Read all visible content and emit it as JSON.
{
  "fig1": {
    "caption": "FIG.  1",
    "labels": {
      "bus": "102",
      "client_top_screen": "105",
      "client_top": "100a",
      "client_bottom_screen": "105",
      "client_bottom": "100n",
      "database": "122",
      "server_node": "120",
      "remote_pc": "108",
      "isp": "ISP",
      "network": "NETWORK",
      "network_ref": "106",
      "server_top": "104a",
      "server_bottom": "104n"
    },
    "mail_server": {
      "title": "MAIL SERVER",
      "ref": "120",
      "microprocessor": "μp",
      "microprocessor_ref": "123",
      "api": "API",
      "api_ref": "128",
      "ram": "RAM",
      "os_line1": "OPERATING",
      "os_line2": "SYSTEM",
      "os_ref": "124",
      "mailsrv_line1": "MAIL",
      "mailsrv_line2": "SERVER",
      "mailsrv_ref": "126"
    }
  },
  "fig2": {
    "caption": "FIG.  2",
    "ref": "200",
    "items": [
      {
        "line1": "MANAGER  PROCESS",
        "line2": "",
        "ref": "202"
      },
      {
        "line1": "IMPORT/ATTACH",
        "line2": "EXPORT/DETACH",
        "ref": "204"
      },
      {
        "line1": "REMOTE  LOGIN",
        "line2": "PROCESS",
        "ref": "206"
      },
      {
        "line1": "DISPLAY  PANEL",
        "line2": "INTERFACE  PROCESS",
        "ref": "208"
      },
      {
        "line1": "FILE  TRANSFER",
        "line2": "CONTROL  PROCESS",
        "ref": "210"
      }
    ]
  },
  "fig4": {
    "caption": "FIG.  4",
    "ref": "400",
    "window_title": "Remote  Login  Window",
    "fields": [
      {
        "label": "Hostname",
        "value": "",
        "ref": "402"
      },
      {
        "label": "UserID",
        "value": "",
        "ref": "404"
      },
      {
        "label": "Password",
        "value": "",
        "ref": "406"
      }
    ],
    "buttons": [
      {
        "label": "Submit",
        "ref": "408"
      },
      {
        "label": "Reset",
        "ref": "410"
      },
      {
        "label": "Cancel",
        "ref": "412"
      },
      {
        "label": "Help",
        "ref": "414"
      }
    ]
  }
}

_ _ _ _ _

Written task: Look through the listing and extract every line with "caption" in it.

Written answer:
    "caption": "FIG.  1",
    "caption": "FIG.  2",
    "caption": "FIG.  4",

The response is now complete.